## Written exercise
Exactly repeat the material, dropping every picture from the copy.

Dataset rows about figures
## Begin
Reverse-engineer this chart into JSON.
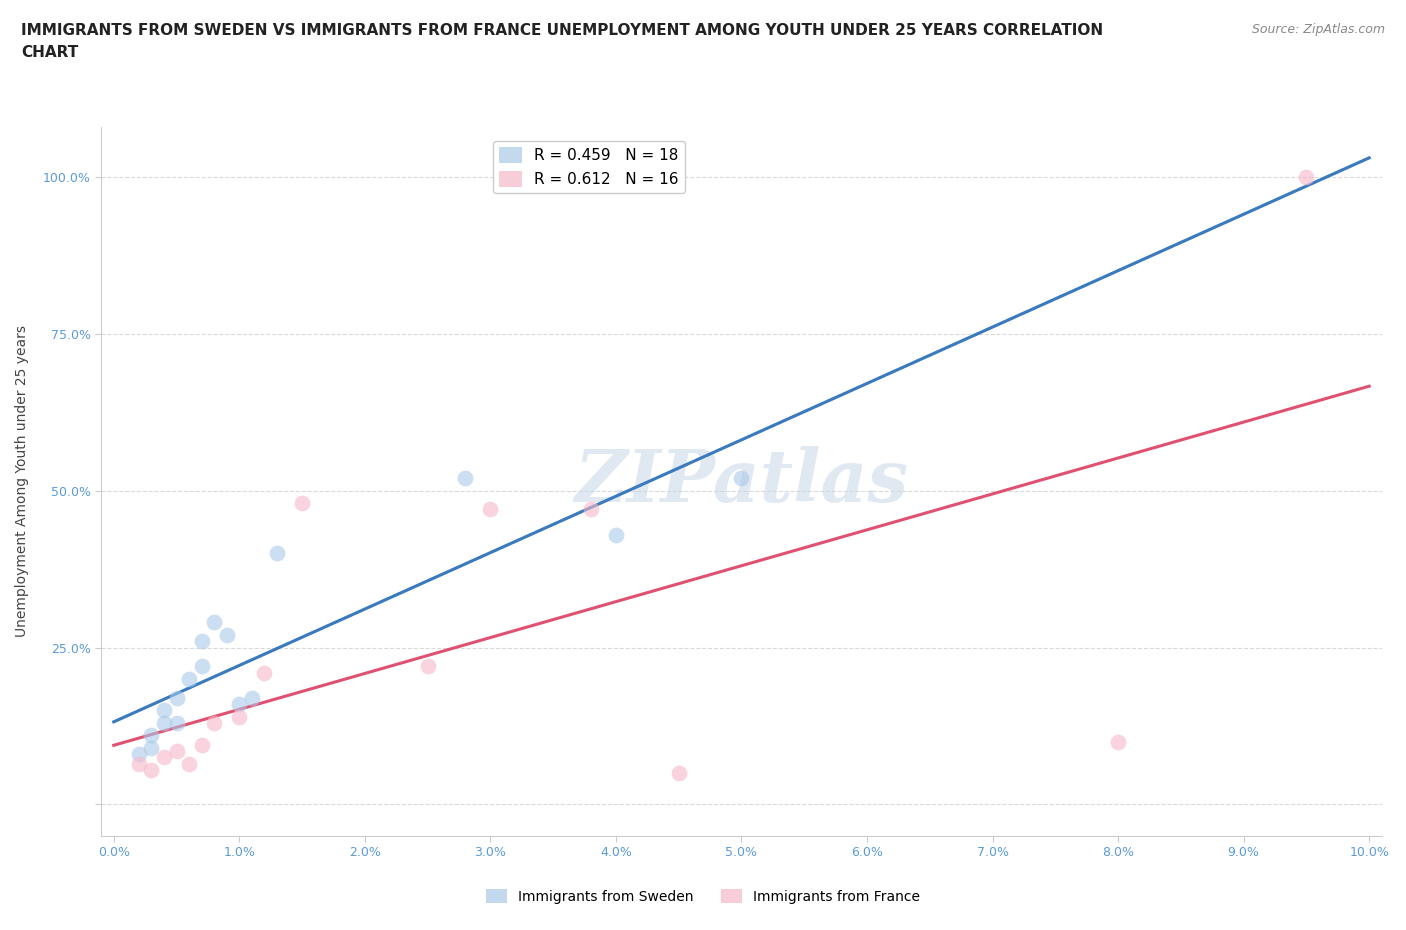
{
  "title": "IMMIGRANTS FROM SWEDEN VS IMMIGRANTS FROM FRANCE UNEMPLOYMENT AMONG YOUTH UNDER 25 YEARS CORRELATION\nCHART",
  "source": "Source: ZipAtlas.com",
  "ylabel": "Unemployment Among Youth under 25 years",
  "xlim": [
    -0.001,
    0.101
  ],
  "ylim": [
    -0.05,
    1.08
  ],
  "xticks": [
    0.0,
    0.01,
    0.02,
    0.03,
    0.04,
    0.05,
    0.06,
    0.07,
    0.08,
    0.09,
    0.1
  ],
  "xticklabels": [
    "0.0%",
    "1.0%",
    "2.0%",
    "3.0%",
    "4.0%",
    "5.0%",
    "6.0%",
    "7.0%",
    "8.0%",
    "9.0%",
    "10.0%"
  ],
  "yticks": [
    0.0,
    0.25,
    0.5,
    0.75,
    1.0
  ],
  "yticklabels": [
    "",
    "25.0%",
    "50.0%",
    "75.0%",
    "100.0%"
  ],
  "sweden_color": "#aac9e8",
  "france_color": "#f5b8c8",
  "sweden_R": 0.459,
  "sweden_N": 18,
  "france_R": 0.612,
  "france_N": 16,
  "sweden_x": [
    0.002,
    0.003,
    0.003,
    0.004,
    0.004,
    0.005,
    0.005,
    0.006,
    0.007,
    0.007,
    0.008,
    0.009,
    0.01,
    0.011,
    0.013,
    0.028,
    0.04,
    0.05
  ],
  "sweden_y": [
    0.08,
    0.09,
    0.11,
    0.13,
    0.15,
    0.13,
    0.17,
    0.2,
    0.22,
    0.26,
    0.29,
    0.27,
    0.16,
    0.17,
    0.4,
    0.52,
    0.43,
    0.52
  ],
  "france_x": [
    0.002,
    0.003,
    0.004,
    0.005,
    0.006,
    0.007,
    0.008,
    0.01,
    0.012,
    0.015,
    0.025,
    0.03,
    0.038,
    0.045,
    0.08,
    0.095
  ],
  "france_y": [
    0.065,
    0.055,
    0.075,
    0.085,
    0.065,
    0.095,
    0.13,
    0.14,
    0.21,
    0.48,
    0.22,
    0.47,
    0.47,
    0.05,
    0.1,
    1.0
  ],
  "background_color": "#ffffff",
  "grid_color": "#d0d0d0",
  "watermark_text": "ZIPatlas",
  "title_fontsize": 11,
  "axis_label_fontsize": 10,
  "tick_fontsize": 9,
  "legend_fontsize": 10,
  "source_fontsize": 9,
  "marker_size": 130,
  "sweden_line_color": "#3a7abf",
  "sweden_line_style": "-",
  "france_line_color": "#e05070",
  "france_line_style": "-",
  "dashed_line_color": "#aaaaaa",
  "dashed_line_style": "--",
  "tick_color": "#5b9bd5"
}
## End
## Reply
Reverse-engineer this chart into JSON.
{
  "title": "IMMIGRANTS FROM SWEDEN VS IMMIGRANTS FROM FRANCE UNEMPLOYMENT AMONG YOUTH UNDER 25 YEARS CORRELATION\nCHART",
  "source": "Source: ZipAtlas.com",
  "ylabel": "Unemployment Among Youth under 25 years",
  "xlim": [
    -0.001,
    0.101
  ],
  "ylim": [
    -0.05,
    1.08
  ],
  "xticks": [
    0.0,
    0.01,
    0.02,
    0.03,
    0.04,
    0.05,
    0.06,
    0.07,
    0.08,
    0.09,
    0.1
  ],
  "xticklabels": [
    "0.0%",
    "1.0%",
    "2.0%",
    "3.0%",
    "4.0%",
    "5.0%",
    "6.0%",
    "7.0%",
    "8.0%",
    "9.0%",
    "10.0%"
  ],
  "yticks": [
    0.0,
    0.25,
    0.5,
    0.75,
    1.0
  ],
  "yticklabels": [
    "",
    "25.0%",
    "50.0%",
    "75.0%",
    "100.0%"
  ],
  "sweden_color": "#aac9e8",
  "france_color": "#f5b8c8",
  "sweden_R": 0.459,
  "sweden_N": 18,
  "france_R": 0.612,
  "france_N": 16,
  "sweden_x": [
    0.002,
    0.003,
    0.003,
    0.004,
    0.004,
    0.005,
    0.005,
    0.006,
    0.007,
    0.007,
    0.008,
    0.009,
    0.01,
    0.011,
    0.013,
    0.028,
    0.04,
    0.05
  ],
  "sweden_y": [
    0.08,
    0.09,
    0.11,
    0.13,
    0.15,
    0.13,
    0.17,
    0.2,
    0.22,
    0.26,
    0.29,
    0.27,
    0.16,
    0.17,
    0.4,
    0.52,
    0.43,
    0.52
  ],
  "france_x": [
    0.002,
    0.003,
    0.004,
    0.005,
    0.006,
    0.007,
    0.008,
    0.01,
    0.012,
    0.015,
    0.025,
    0.03,
    0.038,
    0.045,
    0.08,
    0.095
  ],
  "france_y": [
    0.065,
    0.055,
    0.075,
    0.085,
    0.065,
    0.095,
    0.13,
    0.14,
    0.21,
    0.48,
    0.22,
    0.47,
    0.47,
    0.05,
    0.1,
    1.0
  ],
  "background_color": "#ffffff",
  "grid_color": "#d0d0d0",
  "watermark_text": "ZIPatlas",
  "title_fontsize": 11,
  "axis_label_fontsize": 10,
  "tick_fontsize": 9,
  "legend_fontsize": 10,
  "source_fontsize": 9,
  "marker_size": 130,
  "sweden_line_color": "#3a7abf",
  "sweden_line_style": "-",
  "france_line_color": "#e05070",
  "france_line_style": "-",
  "dashed_line_color": "#aaaaaa",
  "dashed_line_style": "--",
  "tick_color": "#5b9bd5"
}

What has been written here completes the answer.